## 文書の抜粋:
******************************

その松陰が小伝馬町の牢獄の中で、弟子たちに向けて書いた遺言『留魂録』のうち、一番有名な第八節を少し長いのですがご紹介したいと思います。
「松陰の文章には力がある」といわれるなかでも、絶筆としてもっとも心に残る部分です。
 
「今日、私が死を目前にして、平穏な心境でいるのは、春夏秋冬の四季の循環という事を考えたからである。
 
つまり、農事で言うと、春に種をまき、夏に苗を植え、秋に刈り取り、冬にそれを貯蔵する。
秋、冬になると農民たちはその年の労働による収穫を喜び、酒をつくり、甘酒をつくって、村々に歓声が満ち溢れるのだ。
この収穫期を迎えて、その年の労働が終わったのを悲しむ者がいるというのを聞いた事がない。
 
 私は三十歳で生を終わろうとしている。
 
 未だ一つも事を成し遂げることなく、このままで死ぬというのは、これまでの働きによって育てた穀物が花を咲かせず、実をつけなかったことに似ているから、惜しむべきことなのかもしれない。
 
だが、私自身について考えれば、やはり花咲き実りを迎えたときなのであろう。
なぜなら、人の寿命には定まりがない。農事が四季を巡って営まれるようなものではないのだ。
人間にもそれに相応しい春夏秋冬があると言えるだろう。

******************************

## 作業内容:
A) 『留魂録』の文章で、死を目前にした松陰が平穏な心境でいられるのはなぜだとされていますか。理由を一〜三文で説明してください。
B) 『留魂録』の文章によると、松陰は何歳で生を終わろうとしていますか。
C) 『留魂録』の文章を、最後の文の後から書き継いでください。

## 記録データ:
******************************

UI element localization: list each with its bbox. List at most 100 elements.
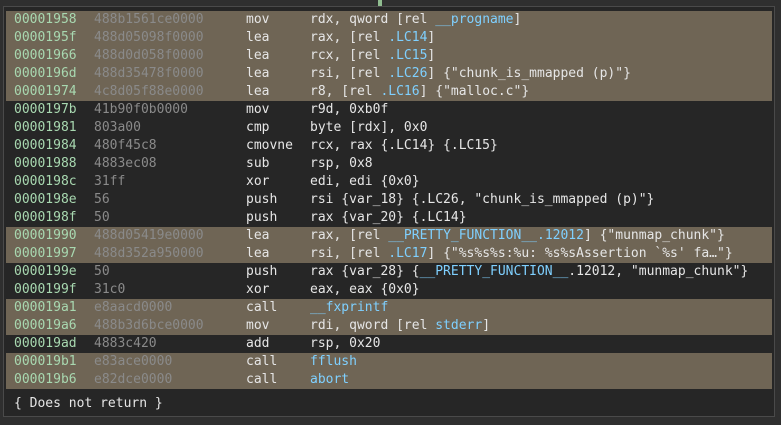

******************************

## 解答一覧:
A) 春夏秋冬の四季の循環ということを考えたからです。農事では春に種をまき、夏に苗を植え、秋に刈り取り、冬に貯蔵します。その収穫期を迎えて、一年の労働が終わったのを悲しむ者がいるとは聞いたことがない、と述べています。

B) 三十歳です。

C)
十歳にして死ぬものには、その十歳の中に自ずから四季がある。
二十歳には自ずから二十歳の四季が、三十歳には自ずから三十歳の四季が、五十、百歳にも自ずから四季がある。

十歳をもって短いというのは、夏蝉を長生の霊木にしようと願うことだ。
百歳をもって長いというのは、霊椿を蝉にしようとするような事で、いずれも天寿に達することにはならない。
 
私は三十歳、四季はすでに備わっており、花を咲かせ、実をつけているはずである。
それが単なる籾殻なのか、成熟した栗の実なのかは私の知るところではない。
 
もし同志の諸君の中に、私のささやかな真心を憐れみ、それを受け継いでやろうという人がいるなら、それはまかれた種子が絶えずに、穀物が年々実っていくのと同じで、収穫のあった年に恥じないことになるであろう。
 
 同志諸君よ、このことをよく考えて欲しい。」
(古川薫全訳注「吉田松陰 留魂録」講談社学術文庫より)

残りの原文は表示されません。